DIRECTION –
Work out how many lines of the records contain "object". Answer with the number and nothing else.

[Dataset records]
◆ ◆ ◆ ◆ ◆ ◆ ◆
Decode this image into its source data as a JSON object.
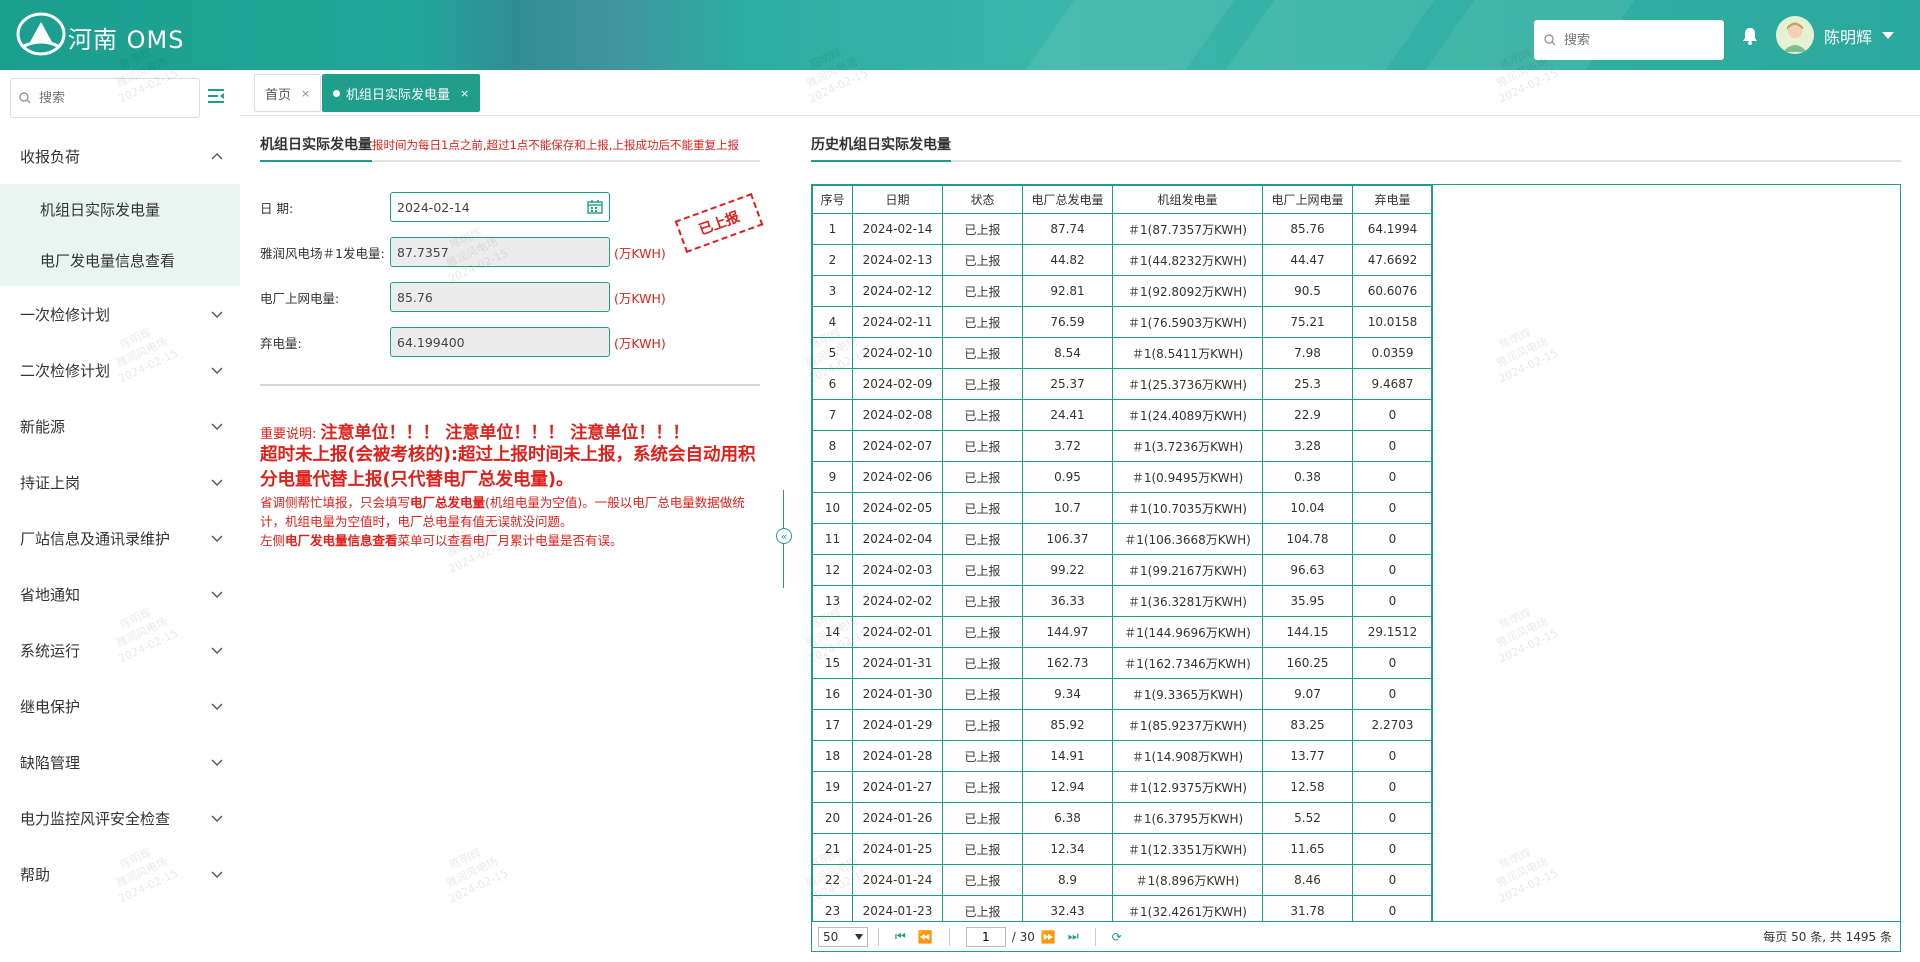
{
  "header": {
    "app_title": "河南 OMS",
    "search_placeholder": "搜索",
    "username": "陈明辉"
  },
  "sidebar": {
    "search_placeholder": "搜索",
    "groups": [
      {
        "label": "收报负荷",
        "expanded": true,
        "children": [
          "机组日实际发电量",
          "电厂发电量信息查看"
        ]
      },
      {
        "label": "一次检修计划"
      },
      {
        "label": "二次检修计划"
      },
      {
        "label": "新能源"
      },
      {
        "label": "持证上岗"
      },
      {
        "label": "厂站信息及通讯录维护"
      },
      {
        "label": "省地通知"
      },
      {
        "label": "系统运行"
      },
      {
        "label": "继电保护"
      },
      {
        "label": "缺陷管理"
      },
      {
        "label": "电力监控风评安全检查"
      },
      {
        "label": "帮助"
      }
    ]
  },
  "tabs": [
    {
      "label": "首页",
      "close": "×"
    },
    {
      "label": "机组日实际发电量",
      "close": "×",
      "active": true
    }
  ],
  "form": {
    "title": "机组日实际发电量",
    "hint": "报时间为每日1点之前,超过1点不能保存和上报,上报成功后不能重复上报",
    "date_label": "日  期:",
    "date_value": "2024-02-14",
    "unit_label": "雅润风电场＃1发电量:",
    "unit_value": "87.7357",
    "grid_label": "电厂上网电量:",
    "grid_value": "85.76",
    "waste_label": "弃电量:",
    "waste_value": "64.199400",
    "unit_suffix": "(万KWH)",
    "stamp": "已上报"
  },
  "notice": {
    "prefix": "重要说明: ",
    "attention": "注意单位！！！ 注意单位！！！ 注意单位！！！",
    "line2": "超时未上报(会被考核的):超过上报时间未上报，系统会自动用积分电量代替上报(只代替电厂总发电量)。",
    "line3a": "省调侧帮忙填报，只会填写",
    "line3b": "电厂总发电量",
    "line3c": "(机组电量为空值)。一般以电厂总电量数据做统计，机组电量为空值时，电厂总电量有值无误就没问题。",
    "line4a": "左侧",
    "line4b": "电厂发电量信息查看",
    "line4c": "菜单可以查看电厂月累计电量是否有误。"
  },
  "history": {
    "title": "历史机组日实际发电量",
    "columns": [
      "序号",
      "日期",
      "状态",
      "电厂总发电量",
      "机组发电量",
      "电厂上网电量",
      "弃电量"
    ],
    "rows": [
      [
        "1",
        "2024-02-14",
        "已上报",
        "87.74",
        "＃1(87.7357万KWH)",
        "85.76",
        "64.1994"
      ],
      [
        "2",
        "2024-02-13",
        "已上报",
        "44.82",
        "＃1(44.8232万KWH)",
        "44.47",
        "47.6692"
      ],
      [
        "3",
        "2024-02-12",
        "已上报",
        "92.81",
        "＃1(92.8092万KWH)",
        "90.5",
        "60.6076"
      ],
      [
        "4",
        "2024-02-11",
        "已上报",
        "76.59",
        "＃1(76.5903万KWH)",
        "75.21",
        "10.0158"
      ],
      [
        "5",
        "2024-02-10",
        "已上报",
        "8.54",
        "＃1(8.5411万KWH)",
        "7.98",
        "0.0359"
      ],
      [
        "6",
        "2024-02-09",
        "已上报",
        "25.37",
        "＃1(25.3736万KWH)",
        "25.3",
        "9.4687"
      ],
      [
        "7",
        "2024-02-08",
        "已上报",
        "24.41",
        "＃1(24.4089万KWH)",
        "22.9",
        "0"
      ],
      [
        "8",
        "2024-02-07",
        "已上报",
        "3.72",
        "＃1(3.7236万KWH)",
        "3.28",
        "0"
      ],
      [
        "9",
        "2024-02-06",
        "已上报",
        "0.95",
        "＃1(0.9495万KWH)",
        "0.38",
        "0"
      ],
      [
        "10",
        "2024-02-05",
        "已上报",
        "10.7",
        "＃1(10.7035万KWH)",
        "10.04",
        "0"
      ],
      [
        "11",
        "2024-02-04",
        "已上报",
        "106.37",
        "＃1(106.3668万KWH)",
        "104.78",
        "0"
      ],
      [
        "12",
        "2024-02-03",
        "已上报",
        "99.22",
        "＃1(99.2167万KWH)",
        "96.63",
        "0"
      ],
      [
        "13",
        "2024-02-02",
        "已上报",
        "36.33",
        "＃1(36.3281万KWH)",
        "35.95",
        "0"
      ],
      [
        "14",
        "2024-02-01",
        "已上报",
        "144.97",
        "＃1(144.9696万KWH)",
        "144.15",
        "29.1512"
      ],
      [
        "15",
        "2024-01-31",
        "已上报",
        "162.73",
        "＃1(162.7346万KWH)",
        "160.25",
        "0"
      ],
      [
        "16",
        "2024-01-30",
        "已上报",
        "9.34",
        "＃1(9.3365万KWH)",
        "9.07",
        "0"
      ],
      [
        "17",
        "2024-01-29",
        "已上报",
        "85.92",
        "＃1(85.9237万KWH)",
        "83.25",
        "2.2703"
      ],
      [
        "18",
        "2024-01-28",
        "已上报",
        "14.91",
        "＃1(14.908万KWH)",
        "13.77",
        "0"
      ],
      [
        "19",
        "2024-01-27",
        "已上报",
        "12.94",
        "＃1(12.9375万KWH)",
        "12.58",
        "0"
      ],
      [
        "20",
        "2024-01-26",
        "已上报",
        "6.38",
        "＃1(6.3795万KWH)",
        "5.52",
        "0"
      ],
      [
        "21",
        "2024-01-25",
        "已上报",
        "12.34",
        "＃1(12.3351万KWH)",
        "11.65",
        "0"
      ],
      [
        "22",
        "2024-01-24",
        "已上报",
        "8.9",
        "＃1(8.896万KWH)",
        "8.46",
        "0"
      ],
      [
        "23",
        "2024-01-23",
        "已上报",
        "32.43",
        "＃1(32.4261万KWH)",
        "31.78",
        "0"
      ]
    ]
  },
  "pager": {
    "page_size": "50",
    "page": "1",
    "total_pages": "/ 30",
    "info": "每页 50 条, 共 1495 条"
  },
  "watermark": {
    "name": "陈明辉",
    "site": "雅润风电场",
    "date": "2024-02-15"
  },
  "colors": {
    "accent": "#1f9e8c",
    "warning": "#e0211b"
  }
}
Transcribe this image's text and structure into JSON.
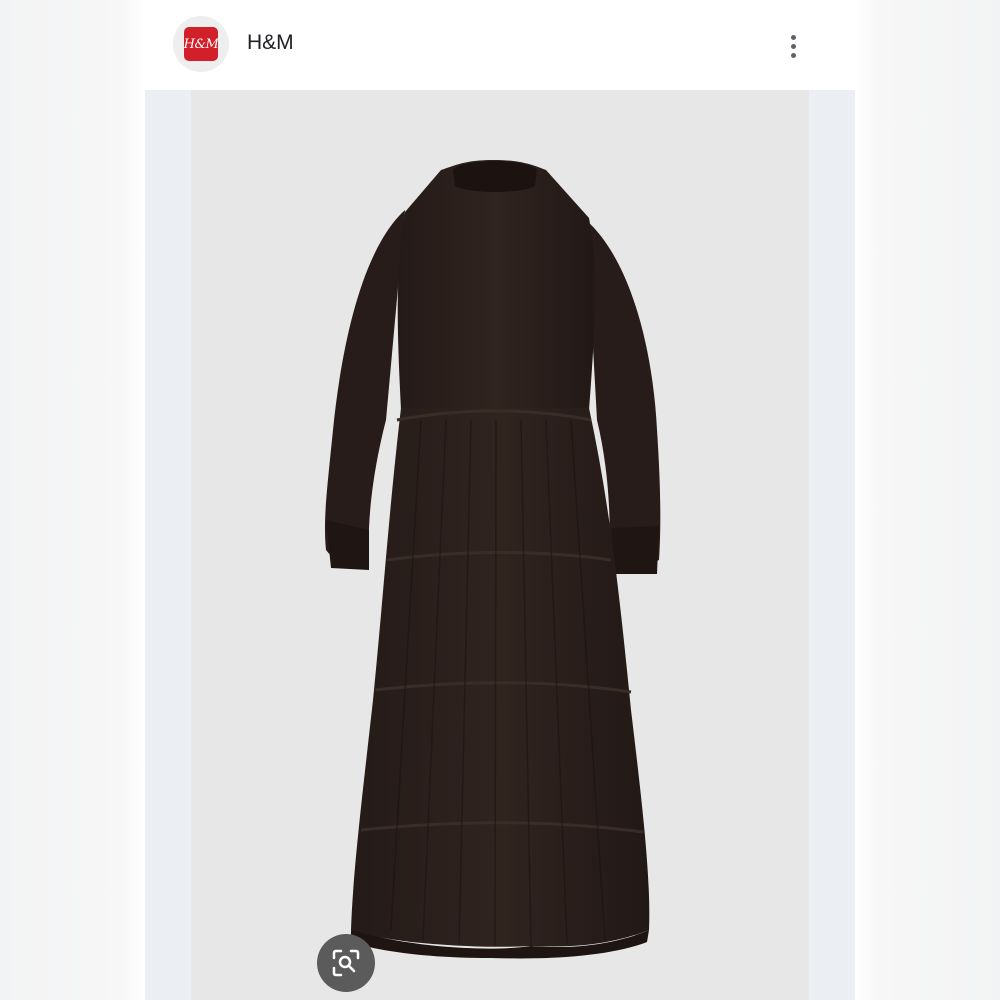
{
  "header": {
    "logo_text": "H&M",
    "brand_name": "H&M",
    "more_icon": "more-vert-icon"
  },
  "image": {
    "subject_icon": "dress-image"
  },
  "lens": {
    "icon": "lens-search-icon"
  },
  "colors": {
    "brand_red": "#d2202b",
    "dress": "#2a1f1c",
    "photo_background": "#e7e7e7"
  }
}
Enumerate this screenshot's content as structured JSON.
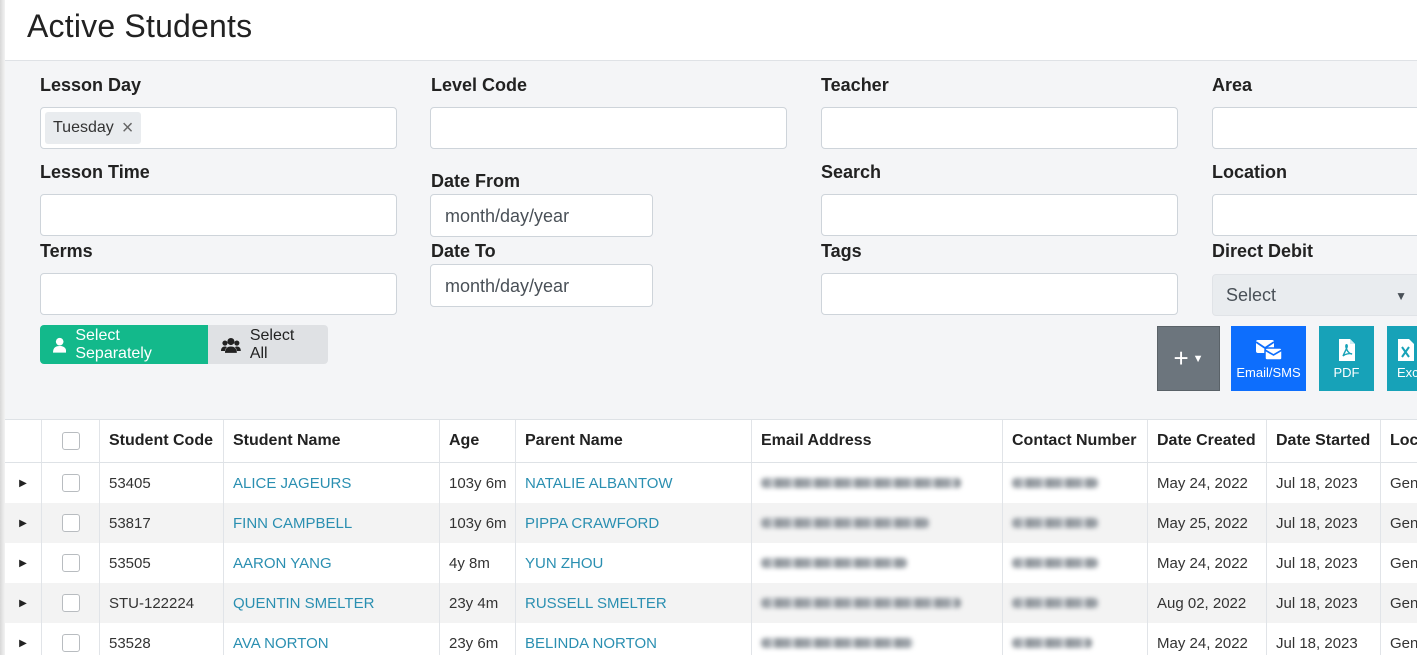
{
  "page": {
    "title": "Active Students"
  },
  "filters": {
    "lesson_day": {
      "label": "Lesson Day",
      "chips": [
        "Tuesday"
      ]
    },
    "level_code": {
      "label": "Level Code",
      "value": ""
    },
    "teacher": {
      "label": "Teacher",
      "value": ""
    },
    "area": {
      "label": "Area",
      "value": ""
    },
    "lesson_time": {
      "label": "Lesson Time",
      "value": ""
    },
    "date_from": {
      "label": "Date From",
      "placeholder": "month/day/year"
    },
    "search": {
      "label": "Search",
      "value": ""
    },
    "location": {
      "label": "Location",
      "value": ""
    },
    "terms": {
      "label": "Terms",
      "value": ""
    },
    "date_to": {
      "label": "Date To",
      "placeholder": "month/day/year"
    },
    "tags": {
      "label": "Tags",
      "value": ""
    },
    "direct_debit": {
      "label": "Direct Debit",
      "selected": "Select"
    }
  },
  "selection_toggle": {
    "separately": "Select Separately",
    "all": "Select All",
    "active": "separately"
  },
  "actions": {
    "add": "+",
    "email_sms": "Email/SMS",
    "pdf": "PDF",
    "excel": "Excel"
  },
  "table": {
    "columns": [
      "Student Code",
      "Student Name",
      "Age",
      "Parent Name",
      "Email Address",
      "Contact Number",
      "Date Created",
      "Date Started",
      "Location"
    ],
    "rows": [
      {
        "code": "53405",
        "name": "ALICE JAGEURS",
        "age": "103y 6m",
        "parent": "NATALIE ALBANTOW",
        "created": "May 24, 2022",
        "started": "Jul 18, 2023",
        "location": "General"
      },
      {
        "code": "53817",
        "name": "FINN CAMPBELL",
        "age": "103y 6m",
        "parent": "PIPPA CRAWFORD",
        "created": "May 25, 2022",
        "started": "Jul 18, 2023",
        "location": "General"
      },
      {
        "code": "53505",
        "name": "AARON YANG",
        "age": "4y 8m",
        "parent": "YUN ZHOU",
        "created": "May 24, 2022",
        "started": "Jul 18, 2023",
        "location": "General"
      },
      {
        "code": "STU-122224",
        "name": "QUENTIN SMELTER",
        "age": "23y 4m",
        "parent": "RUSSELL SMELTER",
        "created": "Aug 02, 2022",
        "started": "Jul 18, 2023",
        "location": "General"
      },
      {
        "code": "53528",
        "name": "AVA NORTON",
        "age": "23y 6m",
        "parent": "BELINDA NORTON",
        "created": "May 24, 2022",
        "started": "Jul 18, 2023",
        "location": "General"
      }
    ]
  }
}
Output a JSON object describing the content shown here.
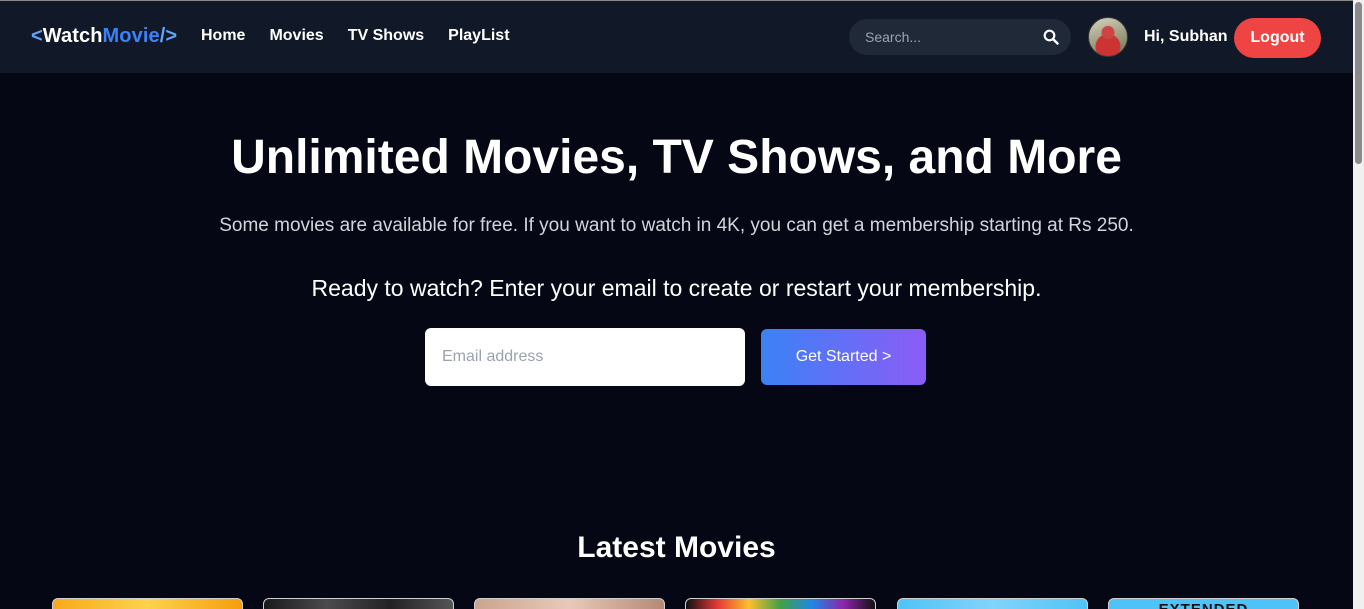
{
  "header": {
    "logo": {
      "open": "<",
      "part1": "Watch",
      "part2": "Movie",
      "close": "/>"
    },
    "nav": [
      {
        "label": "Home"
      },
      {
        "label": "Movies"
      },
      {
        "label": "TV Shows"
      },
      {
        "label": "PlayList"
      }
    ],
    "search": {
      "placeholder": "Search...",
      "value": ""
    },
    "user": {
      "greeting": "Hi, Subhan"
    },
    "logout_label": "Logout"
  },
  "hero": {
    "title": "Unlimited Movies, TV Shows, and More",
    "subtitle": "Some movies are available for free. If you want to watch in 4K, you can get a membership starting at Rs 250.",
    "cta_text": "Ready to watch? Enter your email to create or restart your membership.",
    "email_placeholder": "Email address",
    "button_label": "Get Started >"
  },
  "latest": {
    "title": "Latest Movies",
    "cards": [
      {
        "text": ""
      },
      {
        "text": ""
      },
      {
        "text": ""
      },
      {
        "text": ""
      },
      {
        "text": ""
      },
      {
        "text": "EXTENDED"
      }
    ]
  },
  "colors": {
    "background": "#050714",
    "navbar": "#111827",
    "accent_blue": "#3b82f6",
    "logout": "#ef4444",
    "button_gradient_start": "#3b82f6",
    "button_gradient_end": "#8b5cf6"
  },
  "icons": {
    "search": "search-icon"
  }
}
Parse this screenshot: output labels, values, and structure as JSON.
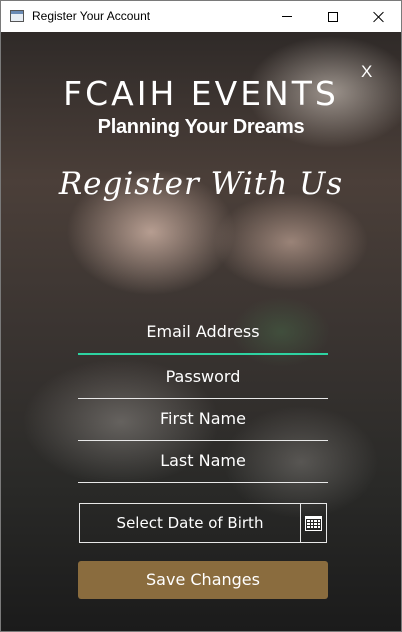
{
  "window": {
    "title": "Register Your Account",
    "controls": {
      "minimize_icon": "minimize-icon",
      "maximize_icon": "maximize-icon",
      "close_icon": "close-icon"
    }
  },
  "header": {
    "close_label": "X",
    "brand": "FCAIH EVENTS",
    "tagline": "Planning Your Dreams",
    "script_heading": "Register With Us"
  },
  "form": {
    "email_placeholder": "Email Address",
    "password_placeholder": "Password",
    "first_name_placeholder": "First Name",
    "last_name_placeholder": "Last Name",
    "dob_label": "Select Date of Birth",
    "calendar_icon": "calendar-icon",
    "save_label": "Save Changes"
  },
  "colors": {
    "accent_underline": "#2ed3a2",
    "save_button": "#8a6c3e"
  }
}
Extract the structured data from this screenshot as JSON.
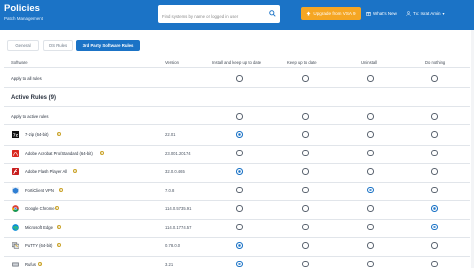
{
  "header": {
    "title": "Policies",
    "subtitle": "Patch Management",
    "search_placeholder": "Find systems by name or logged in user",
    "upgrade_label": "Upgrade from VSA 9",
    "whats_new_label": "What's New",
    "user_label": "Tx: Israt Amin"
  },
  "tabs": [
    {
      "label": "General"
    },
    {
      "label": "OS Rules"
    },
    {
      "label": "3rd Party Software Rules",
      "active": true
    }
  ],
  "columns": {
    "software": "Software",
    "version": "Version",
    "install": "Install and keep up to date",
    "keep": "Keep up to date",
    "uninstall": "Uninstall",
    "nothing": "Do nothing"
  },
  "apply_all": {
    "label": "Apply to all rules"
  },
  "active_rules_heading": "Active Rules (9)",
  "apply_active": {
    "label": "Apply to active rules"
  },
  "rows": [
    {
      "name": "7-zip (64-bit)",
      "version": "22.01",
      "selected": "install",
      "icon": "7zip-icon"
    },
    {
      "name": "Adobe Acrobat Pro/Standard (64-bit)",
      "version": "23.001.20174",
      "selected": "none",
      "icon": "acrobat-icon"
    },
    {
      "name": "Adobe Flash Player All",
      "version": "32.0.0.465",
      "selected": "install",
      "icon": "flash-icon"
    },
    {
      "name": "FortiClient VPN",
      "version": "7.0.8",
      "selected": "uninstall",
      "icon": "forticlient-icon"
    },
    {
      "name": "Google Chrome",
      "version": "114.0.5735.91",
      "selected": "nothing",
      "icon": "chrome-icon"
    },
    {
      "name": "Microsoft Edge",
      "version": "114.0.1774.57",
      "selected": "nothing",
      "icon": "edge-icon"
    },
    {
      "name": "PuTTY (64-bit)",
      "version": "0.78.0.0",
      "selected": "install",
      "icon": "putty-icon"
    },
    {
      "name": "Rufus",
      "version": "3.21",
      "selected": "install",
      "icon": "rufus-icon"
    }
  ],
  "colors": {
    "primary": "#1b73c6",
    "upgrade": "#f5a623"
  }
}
◆ ◆ ◆ ◆ ◆ ◆ ◆
CORRECT RESULT –
2